VORGEGEBENER TEXT.

Bei jeder Explosion versucht jemand, in Kiew einzubrechen.

Der Angriff ist schon mehr als einen Monat her. Doch noch immer hängt dort der schwere Geruch von Verbranntem in der Luft. 

Durch dieselbe Explosion verschob sich auch die Tür zur Wohnung meiner Kollegen. Eine gepanzerte, massive Tür. Gebaut, um lange zu halten. Jetzt, wann immer in der Nähe etwas explodiert, «wandert» diese Tür im Türrahmen herum. Das klingt dann, als würde jemand versuchen, in die Wohnung einzubrechen. Und so ist es ja irgendwie auch, stelle ich mir vor: Bei jeder Explosion versucht jemand, in Kiew einzubrechen.

Prüfungen im Alarmzustand

Die landesweiten Prüfungen für die Hochschulzulassung sind gerade zu Ende gegangen. In Odessa mussten die Schülerinnen und Schüler 13 Stunden lang die Prüfung ablegen, da sie ständig durch Luftangriffe unterbrochen wurde. Um dem vorzubeugen, wurden in Charkiw die Prüfungszentren in U-Bahn-Stationen eingerichtet. In Kiew legten die Schüler meiner Mutter ihre Prüfungen nach drei schlaflosen Nächten in Folge ab. In der Wohnung des einen waren im Morgengrauen die Fenster von einer Druckwelle herausgeschleudert worden. Und pünktlich um neun Uhr musste er die Prüfung ablegen, die über seine Zukunft entscheidet.

BEREITGESTELLTES MATERIAL.
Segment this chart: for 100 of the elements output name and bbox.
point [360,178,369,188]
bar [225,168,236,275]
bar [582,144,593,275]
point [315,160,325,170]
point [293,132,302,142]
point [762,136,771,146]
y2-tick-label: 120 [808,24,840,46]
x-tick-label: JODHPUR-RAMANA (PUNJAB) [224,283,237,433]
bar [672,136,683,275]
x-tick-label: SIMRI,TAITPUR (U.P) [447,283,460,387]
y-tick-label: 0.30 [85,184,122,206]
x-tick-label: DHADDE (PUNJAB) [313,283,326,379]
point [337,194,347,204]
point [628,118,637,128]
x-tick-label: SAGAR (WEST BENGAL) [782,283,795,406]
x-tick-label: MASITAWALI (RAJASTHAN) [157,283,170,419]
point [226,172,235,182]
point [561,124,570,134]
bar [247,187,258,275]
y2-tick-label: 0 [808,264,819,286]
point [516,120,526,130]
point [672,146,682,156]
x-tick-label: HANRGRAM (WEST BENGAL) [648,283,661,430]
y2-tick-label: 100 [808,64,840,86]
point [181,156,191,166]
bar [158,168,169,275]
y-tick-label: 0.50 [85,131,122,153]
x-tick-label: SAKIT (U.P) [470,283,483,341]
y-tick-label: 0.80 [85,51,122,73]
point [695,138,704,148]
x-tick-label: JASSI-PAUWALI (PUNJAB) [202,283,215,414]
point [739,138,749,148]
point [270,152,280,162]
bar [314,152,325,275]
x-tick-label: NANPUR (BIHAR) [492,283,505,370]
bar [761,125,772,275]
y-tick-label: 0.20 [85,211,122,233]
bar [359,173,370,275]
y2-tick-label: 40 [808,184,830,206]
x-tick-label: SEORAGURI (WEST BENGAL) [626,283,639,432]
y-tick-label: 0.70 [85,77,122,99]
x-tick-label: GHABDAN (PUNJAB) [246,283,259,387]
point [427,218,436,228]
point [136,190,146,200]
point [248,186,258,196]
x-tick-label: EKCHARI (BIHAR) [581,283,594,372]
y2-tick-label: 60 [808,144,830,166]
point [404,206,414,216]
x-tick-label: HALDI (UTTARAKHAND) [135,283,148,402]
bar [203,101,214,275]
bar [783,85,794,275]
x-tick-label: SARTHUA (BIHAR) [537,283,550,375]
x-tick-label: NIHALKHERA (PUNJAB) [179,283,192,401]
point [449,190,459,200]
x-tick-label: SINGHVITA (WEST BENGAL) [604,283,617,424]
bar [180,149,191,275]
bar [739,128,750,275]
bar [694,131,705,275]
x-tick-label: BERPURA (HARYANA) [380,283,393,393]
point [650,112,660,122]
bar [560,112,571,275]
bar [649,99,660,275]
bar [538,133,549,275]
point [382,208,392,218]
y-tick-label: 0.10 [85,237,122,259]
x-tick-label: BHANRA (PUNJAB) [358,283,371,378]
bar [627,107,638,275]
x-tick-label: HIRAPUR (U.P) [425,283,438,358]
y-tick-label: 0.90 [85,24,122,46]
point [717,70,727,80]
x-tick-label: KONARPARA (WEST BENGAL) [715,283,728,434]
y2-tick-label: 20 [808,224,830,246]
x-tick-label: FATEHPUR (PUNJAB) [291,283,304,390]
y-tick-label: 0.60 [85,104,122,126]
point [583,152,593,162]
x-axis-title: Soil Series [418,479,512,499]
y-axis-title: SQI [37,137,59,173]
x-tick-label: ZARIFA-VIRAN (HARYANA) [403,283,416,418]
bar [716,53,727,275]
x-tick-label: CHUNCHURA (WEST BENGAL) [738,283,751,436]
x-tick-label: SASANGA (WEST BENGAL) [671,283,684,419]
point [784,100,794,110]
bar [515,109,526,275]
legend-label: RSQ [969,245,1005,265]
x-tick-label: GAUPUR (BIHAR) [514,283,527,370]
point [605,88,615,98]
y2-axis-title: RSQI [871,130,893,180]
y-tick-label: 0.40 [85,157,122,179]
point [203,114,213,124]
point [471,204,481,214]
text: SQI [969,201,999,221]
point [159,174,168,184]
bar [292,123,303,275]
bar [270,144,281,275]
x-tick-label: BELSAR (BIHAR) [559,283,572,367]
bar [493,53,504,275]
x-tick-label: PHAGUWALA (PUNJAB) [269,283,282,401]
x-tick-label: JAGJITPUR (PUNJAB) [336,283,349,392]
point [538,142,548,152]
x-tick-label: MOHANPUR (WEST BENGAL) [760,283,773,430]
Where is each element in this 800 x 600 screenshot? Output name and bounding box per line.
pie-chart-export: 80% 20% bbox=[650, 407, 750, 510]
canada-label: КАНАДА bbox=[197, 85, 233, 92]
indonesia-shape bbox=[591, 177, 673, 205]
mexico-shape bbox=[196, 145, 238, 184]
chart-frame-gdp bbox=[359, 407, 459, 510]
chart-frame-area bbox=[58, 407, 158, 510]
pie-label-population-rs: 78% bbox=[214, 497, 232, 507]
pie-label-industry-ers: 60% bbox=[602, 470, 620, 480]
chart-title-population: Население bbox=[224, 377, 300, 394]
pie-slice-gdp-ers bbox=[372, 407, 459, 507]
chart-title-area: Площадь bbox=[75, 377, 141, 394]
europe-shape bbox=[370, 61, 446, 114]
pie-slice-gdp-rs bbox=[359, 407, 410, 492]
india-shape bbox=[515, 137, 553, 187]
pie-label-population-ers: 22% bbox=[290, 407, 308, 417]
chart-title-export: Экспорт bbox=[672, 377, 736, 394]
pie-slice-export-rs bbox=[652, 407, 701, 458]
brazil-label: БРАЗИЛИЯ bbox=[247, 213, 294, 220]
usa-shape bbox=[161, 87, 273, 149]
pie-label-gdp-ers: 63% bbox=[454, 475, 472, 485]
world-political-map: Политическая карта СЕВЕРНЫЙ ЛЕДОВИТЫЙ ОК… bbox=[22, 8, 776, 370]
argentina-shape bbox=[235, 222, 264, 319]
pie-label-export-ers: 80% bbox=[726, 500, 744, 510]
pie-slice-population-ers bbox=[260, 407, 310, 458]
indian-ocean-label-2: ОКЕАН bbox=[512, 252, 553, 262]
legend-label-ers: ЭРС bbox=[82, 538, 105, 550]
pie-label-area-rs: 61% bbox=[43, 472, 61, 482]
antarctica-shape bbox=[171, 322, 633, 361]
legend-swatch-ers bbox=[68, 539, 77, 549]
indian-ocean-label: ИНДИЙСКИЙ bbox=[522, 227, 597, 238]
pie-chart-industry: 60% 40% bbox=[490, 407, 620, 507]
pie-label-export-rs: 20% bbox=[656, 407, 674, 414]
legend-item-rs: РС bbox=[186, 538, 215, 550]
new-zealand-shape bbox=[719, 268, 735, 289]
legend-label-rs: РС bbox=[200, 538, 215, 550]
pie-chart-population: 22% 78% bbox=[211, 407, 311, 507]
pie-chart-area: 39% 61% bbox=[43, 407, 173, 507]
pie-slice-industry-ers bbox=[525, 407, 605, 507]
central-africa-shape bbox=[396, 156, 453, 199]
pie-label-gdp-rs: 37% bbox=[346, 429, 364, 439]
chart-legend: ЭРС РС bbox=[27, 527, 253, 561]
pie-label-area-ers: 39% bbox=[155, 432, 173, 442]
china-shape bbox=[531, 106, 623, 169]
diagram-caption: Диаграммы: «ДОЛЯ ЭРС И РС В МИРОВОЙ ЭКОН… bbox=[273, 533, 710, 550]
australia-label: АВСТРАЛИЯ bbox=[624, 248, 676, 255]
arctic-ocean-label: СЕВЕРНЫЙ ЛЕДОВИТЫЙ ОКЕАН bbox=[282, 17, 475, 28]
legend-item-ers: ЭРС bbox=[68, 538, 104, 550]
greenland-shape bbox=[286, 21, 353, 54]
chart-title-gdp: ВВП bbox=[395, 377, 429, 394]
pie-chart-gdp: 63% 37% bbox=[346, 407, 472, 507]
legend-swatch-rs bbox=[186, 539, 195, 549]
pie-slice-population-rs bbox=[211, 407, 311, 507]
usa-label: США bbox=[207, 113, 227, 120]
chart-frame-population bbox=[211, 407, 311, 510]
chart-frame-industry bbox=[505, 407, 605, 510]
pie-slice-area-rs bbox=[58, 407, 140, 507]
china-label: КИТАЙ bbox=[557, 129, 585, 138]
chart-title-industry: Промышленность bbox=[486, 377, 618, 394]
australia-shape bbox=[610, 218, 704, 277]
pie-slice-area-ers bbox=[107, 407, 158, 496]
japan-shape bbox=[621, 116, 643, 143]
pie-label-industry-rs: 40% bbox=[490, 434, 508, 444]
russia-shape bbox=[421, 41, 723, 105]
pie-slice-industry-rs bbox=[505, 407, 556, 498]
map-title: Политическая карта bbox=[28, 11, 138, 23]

AUFGABE A. Gib den Absatz im vorgegebenen Text, der mit „Die landesweiten Prüfungen“ beginnt, in kürzerer Form wieder und behalte dabei seine wichtigsten Fakten bei.
AUFGABE B. Setze den Text über Kiew im Krieg nach seinem letzten Satz fort.
Das Material steht in keinem Zusammenhang mit dem vorgegebenen Text.

ANTWORTFELD A. Die landesweiten Prüfungen zur Hochschulzulassung sind vorbei. In Odessa dauerten sie wegen ständiger Luftangriffe 13 Stunden, in Charkiw fanden sie deshalb in U-Bahn-Stationen statt. In Kiew schrieben Schüler nach drei schlaflosen Nächten. Einem hatte eine Druckwelle im Morgengrauen die Fenster herausgerissen, trotzdem musste er um neun Uhr zur entscheidenden Prüfung.

ANTWORTFELD B.
Seit nunmehr fünf Jahren sammeln die Maturanden an der Schule meines Bruders jeweils Spenden für die Armee, anstatt eine Abschlussfeier zu veranstalten. In jeder Klasse gibt es mehrere Väter, die derzeit beim Militär dienen. 

Von meinem Büro aus kann ich die Kuppeln des Kiewer Höhlenklosters sehen, der Lawra Petschersk; einer Kathedrale, die zum Unesco-Weltkulturerbe gehört und in diesem Jahr ihren 975. Geburtstag feiert. Zu Beginn des Sommers brannte infolge eines russischen Raketenangriffs das Dach einer ihrer wichtigsten Kirchen aus.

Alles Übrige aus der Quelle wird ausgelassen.